* Problem description *
Return all the data below as it stands, minus the pictures.

Figure record listings:
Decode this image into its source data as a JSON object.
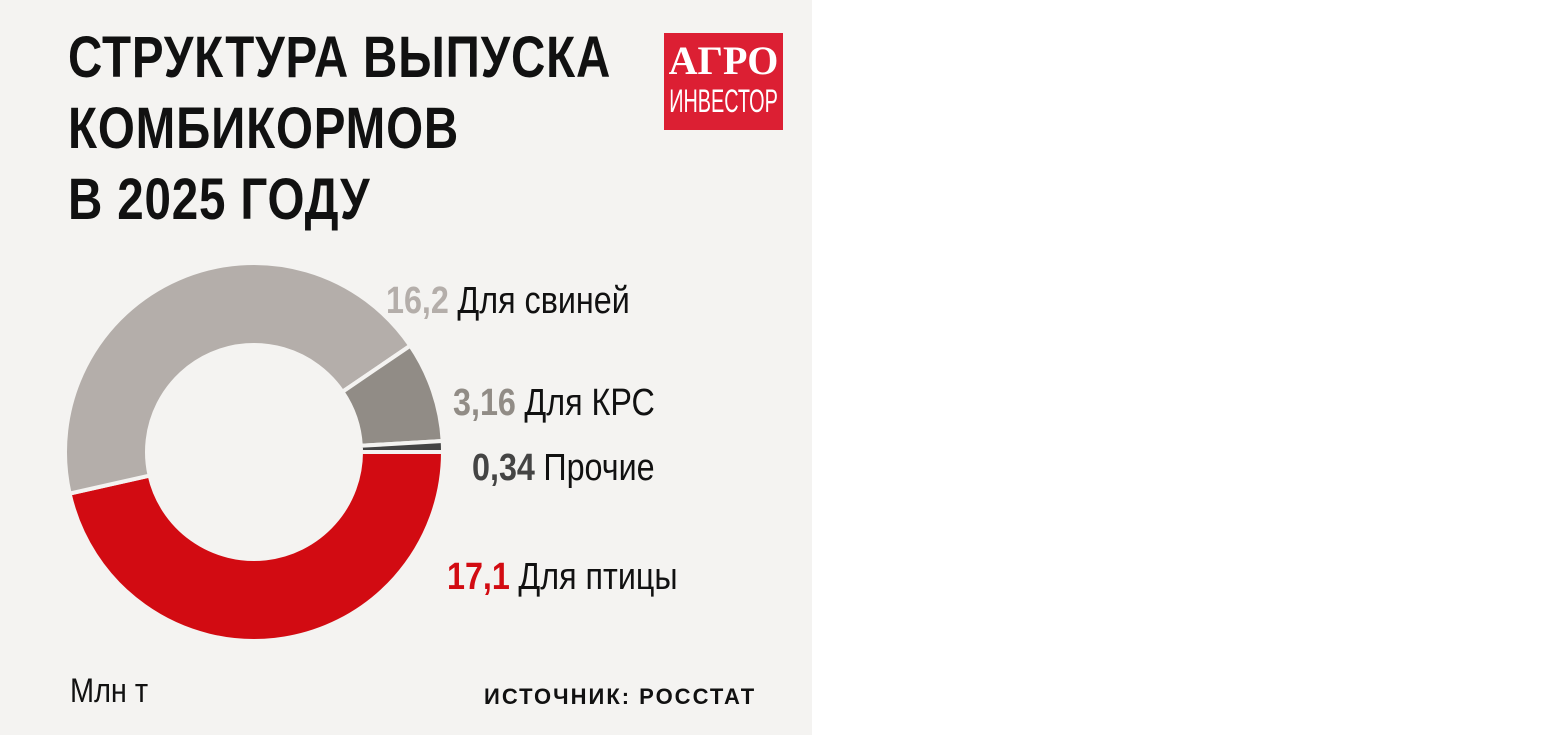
{
  "chart_data": {
    "type": "pie",
    "variant": "donut",
    "title": "СТРУКТУРА ВЫПУСКА\nКОМБИКОРМОВ\nВ 2025 ГОДУ",
    "unit": "Млн т",
    "source": "ИСТОЧНИК: РОССТАТ",
    "slices": [
      {
        "label": "Для птицы",
        "value": 17.1,
        "value_text": "17,1",
        "color": "#d20b12",
        "label_color": "#d20b12"
      },
      {
        "label": "Для свиней",
        "value": 16.2,
        "value_text": "16,2",
        "color": "#b4aeaa",
        "label_color": "#b4aeaa"
      },
      {
        "label": "Для КРС",
        "value": 3.16,
        "value_text": "3,16",
        "color": "#918c86",
        "label_color": "#918c86"
      },
      {
        "label": "Прочие",
        "value": 0.34,
        "value_text": "0,34",
        "color": "#444444",
        "label_color": "#444444"
      }
    ]
  },
  "logo": {
    "line1": "АГРО",
    "line2": "ИНВЕСТОР",
    "color": "#dc1f33"
  }
}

* Response to the task *
Decode this image into its source data as a JSON object.
{
  "chart_data": {
    "type": "pie",
    "variant": "donut",
    "title": "СТРУКТУРА ВЫПУСКА\nКОМБИКОРМОВ\nВ 2025 ГОДУ",
    "unit": "Млн т",
    "source": "ИСТОЧНИК: РОССТАТ",
    "slices": [
      {
        "label": "Для птицы",
        "value": 17.1,
        "value_text": "17,1",
        "color": "#d20b12",
        "label_color": "#d20b12"
      },
      {
        "label": "Для свиней",
        "value": 16.2,
        "value_text": "16,2",
        "color": "#b4aeaa",
        "label_color": "#b4aeaa"
      },
      {
        "label": "Для КРС",
        "value": 3.16,
        "value_text": "3,16",
        "color": "#918c86",
        "label_color": "#918c86"
      },
      {
        "label": "Прочие",
        "value": 0.34,
        "value_text": "0,34",
        "color": "#444444",
        "label_color": "#444444"
      }
    ]
  },
  "logo": {
    "line1": "АГРО",
    "line2": "ИНВЕСТОР",
    "color": "#dc1f33"
  }
}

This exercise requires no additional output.